Wherever the string "กษาป" appears in the listing, copy that line.

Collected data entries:
• • • • • • •

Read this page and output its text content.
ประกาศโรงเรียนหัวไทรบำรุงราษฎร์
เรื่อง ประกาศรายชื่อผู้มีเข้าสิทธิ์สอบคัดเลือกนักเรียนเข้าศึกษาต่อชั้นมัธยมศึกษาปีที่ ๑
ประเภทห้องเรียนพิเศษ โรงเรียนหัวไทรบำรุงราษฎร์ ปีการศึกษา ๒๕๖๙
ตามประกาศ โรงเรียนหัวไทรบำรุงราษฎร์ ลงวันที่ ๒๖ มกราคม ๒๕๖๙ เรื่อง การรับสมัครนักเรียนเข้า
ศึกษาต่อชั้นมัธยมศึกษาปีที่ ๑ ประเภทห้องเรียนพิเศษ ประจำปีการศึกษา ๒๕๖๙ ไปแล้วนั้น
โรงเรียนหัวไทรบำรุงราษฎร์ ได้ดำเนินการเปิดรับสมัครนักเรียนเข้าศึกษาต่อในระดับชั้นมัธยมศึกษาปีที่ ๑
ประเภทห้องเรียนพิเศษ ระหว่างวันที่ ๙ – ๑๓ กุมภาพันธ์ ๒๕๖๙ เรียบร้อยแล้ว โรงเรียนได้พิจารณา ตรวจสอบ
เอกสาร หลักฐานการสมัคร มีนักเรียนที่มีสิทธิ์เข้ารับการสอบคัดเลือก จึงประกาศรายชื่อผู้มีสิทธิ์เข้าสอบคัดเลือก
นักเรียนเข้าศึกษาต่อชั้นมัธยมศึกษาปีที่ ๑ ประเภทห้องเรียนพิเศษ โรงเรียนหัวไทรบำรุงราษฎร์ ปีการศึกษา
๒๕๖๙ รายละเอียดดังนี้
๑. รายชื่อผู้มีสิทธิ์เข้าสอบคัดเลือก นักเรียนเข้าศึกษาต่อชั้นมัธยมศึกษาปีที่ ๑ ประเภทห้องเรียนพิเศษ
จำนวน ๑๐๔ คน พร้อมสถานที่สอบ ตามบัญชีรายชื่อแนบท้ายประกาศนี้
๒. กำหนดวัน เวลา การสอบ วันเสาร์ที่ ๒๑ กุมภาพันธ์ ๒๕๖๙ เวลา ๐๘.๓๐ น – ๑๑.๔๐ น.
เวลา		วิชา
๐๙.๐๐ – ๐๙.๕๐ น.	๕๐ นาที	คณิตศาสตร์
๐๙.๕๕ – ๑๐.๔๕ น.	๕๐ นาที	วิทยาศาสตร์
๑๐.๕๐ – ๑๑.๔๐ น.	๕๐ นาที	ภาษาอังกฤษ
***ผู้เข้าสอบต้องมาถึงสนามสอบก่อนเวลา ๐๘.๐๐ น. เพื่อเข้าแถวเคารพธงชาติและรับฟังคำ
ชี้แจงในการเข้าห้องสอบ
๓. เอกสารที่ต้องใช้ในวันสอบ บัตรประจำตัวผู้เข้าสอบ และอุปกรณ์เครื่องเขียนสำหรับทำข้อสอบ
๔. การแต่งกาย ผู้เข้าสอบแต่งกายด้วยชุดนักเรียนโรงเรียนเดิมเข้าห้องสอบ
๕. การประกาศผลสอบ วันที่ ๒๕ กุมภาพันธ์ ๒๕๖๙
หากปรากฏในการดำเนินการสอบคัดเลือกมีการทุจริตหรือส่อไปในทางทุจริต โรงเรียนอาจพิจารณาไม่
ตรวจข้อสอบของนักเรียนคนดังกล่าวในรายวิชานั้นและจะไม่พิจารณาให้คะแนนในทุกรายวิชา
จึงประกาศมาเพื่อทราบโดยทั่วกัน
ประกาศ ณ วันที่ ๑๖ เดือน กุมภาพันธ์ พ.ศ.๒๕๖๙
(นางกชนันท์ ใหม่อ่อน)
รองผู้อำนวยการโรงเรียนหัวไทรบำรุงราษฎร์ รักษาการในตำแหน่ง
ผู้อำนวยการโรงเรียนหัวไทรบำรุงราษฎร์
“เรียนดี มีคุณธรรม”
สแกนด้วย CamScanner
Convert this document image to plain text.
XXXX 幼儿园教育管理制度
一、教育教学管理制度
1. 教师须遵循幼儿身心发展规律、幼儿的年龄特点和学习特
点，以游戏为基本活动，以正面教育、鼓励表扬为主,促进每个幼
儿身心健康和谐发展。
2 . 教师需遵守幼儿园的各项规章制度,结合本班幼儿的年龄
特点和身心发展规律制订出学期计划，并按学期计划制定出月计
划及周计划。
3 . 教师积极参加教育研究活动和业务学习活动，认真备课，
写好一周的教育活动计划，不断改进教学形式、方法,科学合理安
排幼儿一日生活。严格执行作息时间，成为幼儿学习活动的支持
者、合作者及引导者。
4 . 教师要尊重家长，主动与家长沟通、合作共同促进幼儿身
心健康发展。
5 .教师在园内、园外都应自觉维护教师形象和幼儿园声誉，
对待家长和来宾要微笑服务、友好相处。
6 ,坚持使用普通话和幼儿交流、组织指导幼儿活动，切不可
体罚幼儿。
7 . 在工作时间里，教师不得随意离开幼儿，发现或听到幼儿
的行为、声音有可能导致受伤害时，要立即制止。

• • • • • • •

Task solution -
เรื่อง ประกาศรายชื่อผู้มีเข้าสิทธิ์สอบคัดเลือกนักเรียนเข้าศึกษาต่อชั้นมัธยมศึกษาปีที่ ๑
ศึกษาต่อชั้นมัธยมศึกษาปีที่ ๑ ประเภทห้องเรียนพิเศษ ประจำปีการศึกษา ๒๕๖๙ ไปแล้วนั้น
โรงเรียนหัวไทรบำรุงราษฎร์ ได้ดำเนินการเปิดรับสมัครนักเรียนเข้าศึกษาต่อในระดับชั้นมัธยมศึกษาปีที่ ๑
นักเรียนเข้าศึกษาต่อชั้นมัธยมศึกษาปีที่ ๑ ประเภทห้องเรียนพิเศษ โรงเรียนหัวไทรบำรุงราษฎร์ ปีการศึกษา
๑. รายชื่อผู้มีสิทธิ์เข้าสอบคัดเลือก นักเรียนเข้าศึกษาต่อชั้นมัธยมศึกษาปีที่ ๑ ประเภทห้องเรียนพิเศษ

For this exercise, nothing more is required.